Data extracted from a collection
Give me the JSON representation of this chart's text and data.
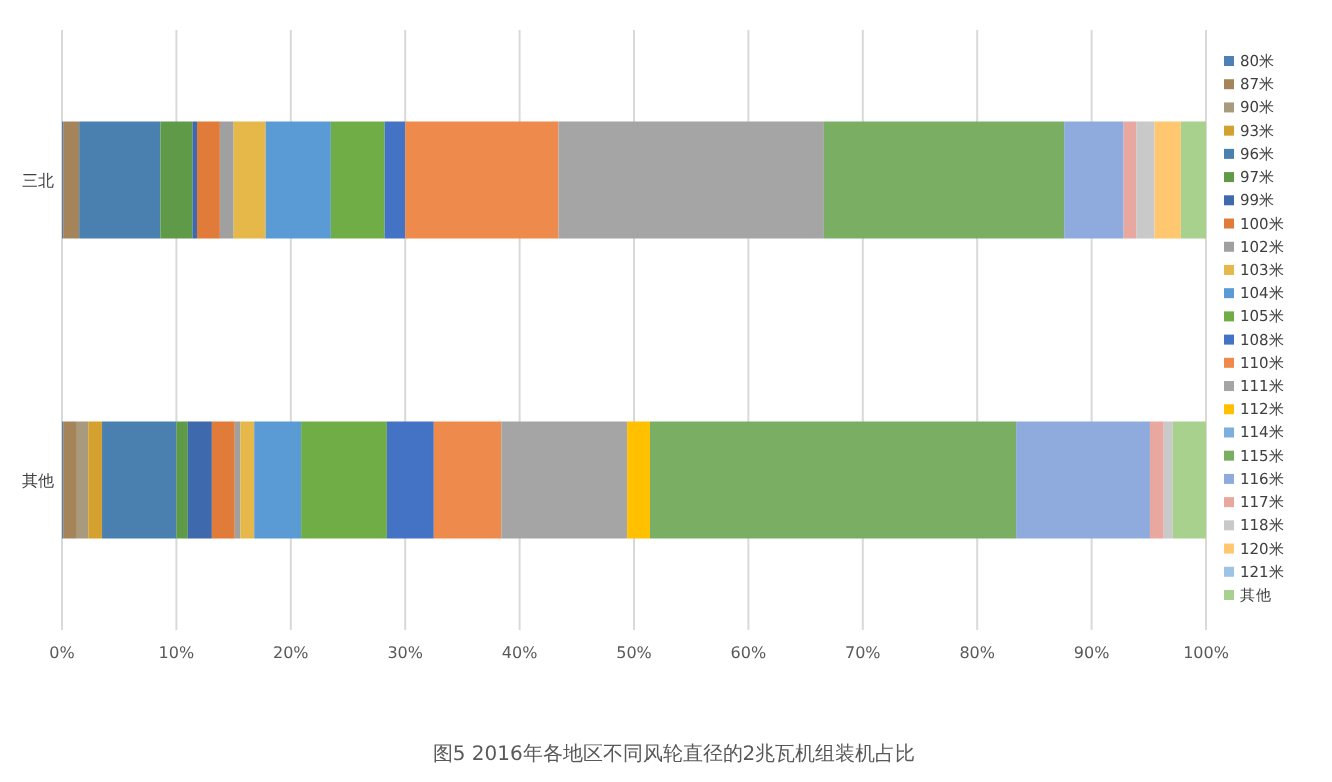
{
  "chart_data": {
    "type": "bar",
    "orientation": "horizontal",
    "stacked": true,
    "title": "图5 2016年各地区不同风轮直径的2兆瓦机组装机占比",
    "categories": [
      "三北",
      "其他"
    ],
    "xlim": [
      0,
      100
    ],
    "xticks": [
      {
        "value": 0,
        "label": "0%"
      },
      {
        "value": 10,
        "label": "10%"
      },
      {
        "value": 20,
        "label": "20%"
      },
      {
        "value": 30,
        "label": "30%"
      },
      {
        "value": 40,
        "label": "40%"
      },
      {
        "value": 50,
        "label": "50%"
      },
      {
        "value": 60,
        "label": "60%"
      },
      {
        "value": 70,
        "label": "70%"
      },
      {
        "value": 80,
        "label": "80%"
      },
      {
        "value": 90,
        "label": "90%"
      },
      {
        "value": 100,
        "label": "100%"
      }
    ],
    "grid": "x",
    "legend": "right",
    "series": [
      {
        "name": "80米",
        "color": "#4e7fb5",
        "values": [
          0.1,
          0.1
        ]
      },
      {
        "name": "87米",
        "color": "#a6845a",
        "values": [
          1.4,
          1.2
        ]
      },
      {
        "name": "90米",
        "color": "#a89a7c",
        "values": [
          0,
          1.0
        ]
      },
      {
        "name": "93米",
        "color": "#d4a030",
        "values": [
          0,
          1.2
        ]
      },
      {
        "name": "96米",
        "color": "#4a80b0",
        "values": [
          7.1,
          6.5
        ]
      },
      {
        "name": "97米",
        "color": "#5f9a48",
        "values": [
          2.8,
          1.0
        ]
      },
      {
        "name": "99米",
        "color": "#3e6aad",
        "values": [
          0.4,
          2.1
        ]
      },
      {
        "name": "100米",
        "color": "#e07b39",
        "values": [
          2.0,
          2.0
        ]
      },
      {
        "name": "102米",
        "color": "#a0a0a0",
        "values": [
          1.2,
          0.5
        ]
      },
      {
        "name": "103米",
        "color": "#e6b84a",
        "values": [
          2.8,
          1.2
        ]
      },
      {
        "name": "104米",
        "color": "#5b9bd5",
        "values": [
          5.7,
          4.1
        ]
      },
      {
        "name": "105米",
        "color": "#70ad47",
        "values": [
          4.7,
          7.5
        ]
      },
      {
        "name": "108米",
        "color": "#4472c4",
        "values": [
          1.8,
          4.1
        ]
      },
      {
        "name": "110米",
        "color": "#ed8a4c",
        "values": [
          13.4,
          5.9
        ]
      },
      {
        "name": "111米",
        "color": "#a5a5a5",
        "values": [
          23.2,
          11.0
        ]
      },
      {
        "name": "112米",
        "color": "#ffc000",
        "values": [
          0,
          2.0
        ]
      },
      {
        "name": "114米",
        "color": "#7cafdd",
        "values": [
          0,
          0
        ]
      },
      {
        "name": "115米",
        "color": "#7aaf63",
        "values": [
          21.0,
          32.0
        ]
      },
      {
        "name": "116米",
        "color": "#8faadc",
        "values": [
          5.2,
          11.7
        ]
      },
      {
        "name": "117米",
        "color": "#e8a8a0",
        "values": [
          1.1,
          1.2
        ]
      },
      {
        "name": "118米",
        "color": "#c9c9c9",
        "values": [
          1.6,
          0.8
        ]
      },
      {
        "name": "120米",
        "color": "#ffc870",
        "values": [
          2.3,
          0
        ]
      },
      {
        "name": "121米",
        "color": "#9dc3e6",
        "values": [
          0,
          0
        ]
      },
      {
        "name": "其他",
        "color": "#a9d18e",
        "values": [
          2.2,
          2.9
        ]
      }
    ]
  }
}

--- WHAT THE EXERCISE ASKS ---
Copy out each record shown above without alteration, skipping any picture.

--- CORRECT ANSWER ---
Give me the JSON representation of this chart's text and data.
{
  "chart_data": {
    "type": "bar",
    "orientation": "horizontal",
    "stacked": true,
    "title": "图5 2016年各地区不同风轮直径的2兆瓦机组装机占比",
    "categories": [
      "三北",
      "其他"
    ],
    "xlim": [
      0,
      100
    ],
    "xticks": [
      {
        "value": 0,
        "label": "0%"
      },
      {
        "value": 10,
        "label": "10%"
      },
      {
        "value": 20,
        "label": "20%"
      },
      {
        "value": 30,
        "label": "30%"
      },
      {
        "value": 40,
        "label": "40%"
      },
      {
        "value": 50,
        "label": "50%"
      },
      {
        "value": 60,
        "label": "60%"
      },
      {
        "value": 70,
        "label": "70%"
      },
      {
        "value": 80,
        "label": "80%"
      },
      {
        "value": 90,
        "label": "90%"
      },
      {
        "value": 100,
        "label": "100%"
      }
    ],
    "grid": "x",
    "legend": "right",
    "series": [
      {
        "name": "80米",
        "color": "#4e7fb5",
        "values": [
          0.1,
          0.1
        ]
      },
      {
        "name": "87米",
        "color": "#a6845a",
        "values": [
          1.4,
          1.2
        ]
      },
      {
        "name": "90米",
        "color": "#a89a7c",
        "values": [
          0,
          1.0
        ]
      },
      {
        "name": "93米",
        "color": "#d4a030",
        "values": [
          0,
          1.2
        ]
      },
      {
        "name": "96米",
        "color": "#4a80b0",
        "values": [
          7.1,
          6.5
        ]
      },
      {
        "name": "97米",
        "color": "#5f9a48",
        "values": [
          2.8,
          1.0
        ]
      },
      {
        "name": "99米",
        "color": "#3e6aad",
        "values": [
          0.4,
          2.1
        ]
      },
      {
        "name": "100米",
        "color": "#e07b39",
        "values": [
          2.0,
          2.0
        ]
      },
      {
        "name": "102米",
        "color": "#a0a0a0",
        "values": [
          1.2,
          0.5
        ]
      },
      {
        "name": "103米",
        "color": "#e6b84a",
        "values": [
          2.8,
          1.2
        ]
      },
      {
        "name": "104米",
        "color": "#5b9bd5",
        "values": [
          5.7,
          4.1
        ]
      },
      {
        "name": "105米",
        "color": "#70ad47",
        "values": [
          4.7,
          7.5
        ]
      },
      {
        "name": "108米",
        "color": "#4472c4",
        "values": [
          1.8,
          4.1
        ]
      },
      {
        "name": "110米",
        "color": "#ed8a4c",
        "values": [
          13.4,
          5.9
        ]
      },
      {
        "name": "111米",
        "color": "#a5a5a5",
        "values": [
          23.2,
          11.0
        ]
      },
      {
        "name": "112米",
        "color": "#ffc000",
        "values": [
          0,
          2.0
        ]
      },
      {
        "name": "114米",
        "color": "#7cafdd",
        "values": [
          0,
          0
        ]
      },
      {
        "name": "115米",
        "color": "#7aaf63",
        "values": [
          21.0,
          32.0
        ]
      },
      {
        "name": "116米",
        "color": "#8faadc",
        "values": [
          5.2,
          11.7
        ]
      },
      {
        "name": "117米",
        "color": "#e8a8a0",
        "values": [
          1.1,
          1.2
        ]
      },
      {
        "name": "118米",
        "color": "#c9c9c9",
        "values": [
          1.6,
          0.8
        ]
      },
      {
        "name": "120米",
        "color": "#ffc870",
        "values": [
          2.3,
          0
        ]
      },
      {
        "name": "121米",
        "color": "#9dc3e6",
        "values": [
          0,
          0
        ]
      },
      {
        "name": "其他",
        "color": "#a9d18e",
        "values": [
          2.2,
          2.9
        ]
      }
    ]
  }
}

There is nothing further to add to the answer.